▶ _INPUT_:
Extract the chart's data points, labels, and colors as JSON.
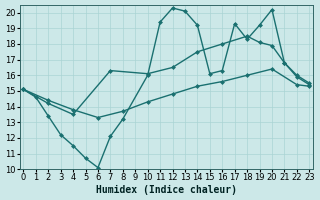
{
  "xlabel": "Humidex (Indice chaleur)",
  "bg_color": "#cce8e8",
  "line_color": "#1a7070",
  "grid_color": "#aad4d4",
  "xlim": [
    -0.3,
    23.3
  ],
  "ylim": [
    10,
    20.5
  ],
  "xticks": [
    0,
    1,
    2,
    3,
    4,
    5,
    6,
    7,
    8,
    9,
    10,
    11,
    12,
    13,
    14,
    15,
    16,
    17,
    18,
    19,
    20,
    21,
    22,
    23
  ],
  "yticks": [
    10,
    11,
    12,
    13,
    14,
    15,
    16,
    17,
    18,
    19,
    20
  ],
  "line1_x": [
    0,
    1,
    2,
    3,
    4,
    5,
    6,
    7,
    8,
    10,
    11,
    12,
    13,
    14,
    15,
    16,
    17,
    18,
    19,
    20,
    21,
    22,
    23
  ],
  "line1_y": [
    15.1,
    14.6,
    13.4,
    12.2,
    11.5,
    10.7,
    10.1,
    12.1,
    13.2,
    16.0,
    19.4,
    20.3,
    20.1,
    19.2,
    16.1,
    16.3,
    19.3,
    18.3,
    19.2,
    20.2,
    16.8,
    15.9,
    15.4
  ],
  "line2_x": [
    0,
    2,
    4,
    7,
    10,
    12,
    14,
    16,
    18,
    19,
    20,
    21,
    22,
    23
  ],
  "line2_y": [
    15.1,
    14.2,
    13.5,
    16.3,
    16.1,
    16.5,
    17.5,
    18.0,
    18.5,
    18.1,
    17.9,
    16.8,
    16.0,
    15.5
  ],
  "line3_x": [
    0,
    2,
    4,
    6,
    8,
    10,
    12,
    14,
    16,
    18,
    20,
    22,
    23
  ],
  "line3_y": [
    15.1,
    14.4,
    13.8,
    13.3,
    13.7,
    14.3,
    14.8,
    15.3,
    15.6,
    16.0,
    16.4,
    15.4,
    15.3
  ],
  "marker_size": 2.5,
  "line_width": 1.0,
  "font_size_label": 7,
  "font_size_tick": 6
}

▶ _STATED GOAL_:
Your task is to retype all the entries exactly and leave out any pictures.

▶ _TASK RESULT_:
Extract the chart's data points, labels, and colors as JSON.
{
  "xlabel": "Humidex (Indice chaleur)",
  "bg_color": "#cce8e8",
  "line_color": "#1a7070",
  "grid_color": "#aad4d4",
  "xlim": [
    -0.3,
    23.3
  ],
  "ylim": [
    10,
    20.5
  ],
  "xticks": [
    0,
    1,
    2,
    3,
    4,
    5,
    6,
    7,
    8,
    9,
    10,
    11,
    12,
    13,
    14,
    15,
    16,
    17,
    18,
    19,
    20,
    21,
    22,
    23
  ],
  "yticks": [
    10,
    11,
    12,
    13,
    14,
    15,
    16,
    17,
    18,
    19,
    20
  ],
  "line1_x": [
    0,
    1,
    2,
    3,
    4,
    5,
    6,
    7,
    8,
    10,
    11,
    12,
    13,
    14,
    15,
    16,
    17,
    18,
    19,
    20,
    21,
    22,
    23
  ],
  "line1_y": [
    15.1,
    14.6,
    13.4,
    12.2,
    11.5,
    10.7,
    10.1,
    12.1,
    13.2,
    16.0,
    19.4,
    20.3,
    20.1,
    19.2,
    16.1,
    16.3,
    19.3,
    18.3,
    19.2,
    20.2,
    16.8,
    15.9,
    15.4
  ],
  "line2_x": [
    0,
    2,
    4,
    7,
    10,
    12,
    14,
    16,
    18,
    19,
    20,
    21,
    22,
    23
  ],
  "line2_y": [
    15.1,
    14.2,
    13.5,
    16.3,
    16.1,
    16.5,
    17.5,
    18.0,
    18.5,
    18.1,
    17.9,
    16.8,
    16.0,
    15.5
  ],
  "line3_x": [
    0,
    2,
    4,
    6,
    8,
    10,
    12,
    14,
    16,
    18,
    20,
    22,
    23
  ],
  "line3_y": [
    15.1,
    14.4,
    13.8,
    13.3,
    13.7,
    14.3,
    14.8,
    15.3,
    15.6,
    16.0,
    16.4,
    15.4,
    15.3
  ],
  "marker_size": 2.5,
  "line_width": 1.0,
  "font_size_label": 7,
  "font_size_tick": 6
}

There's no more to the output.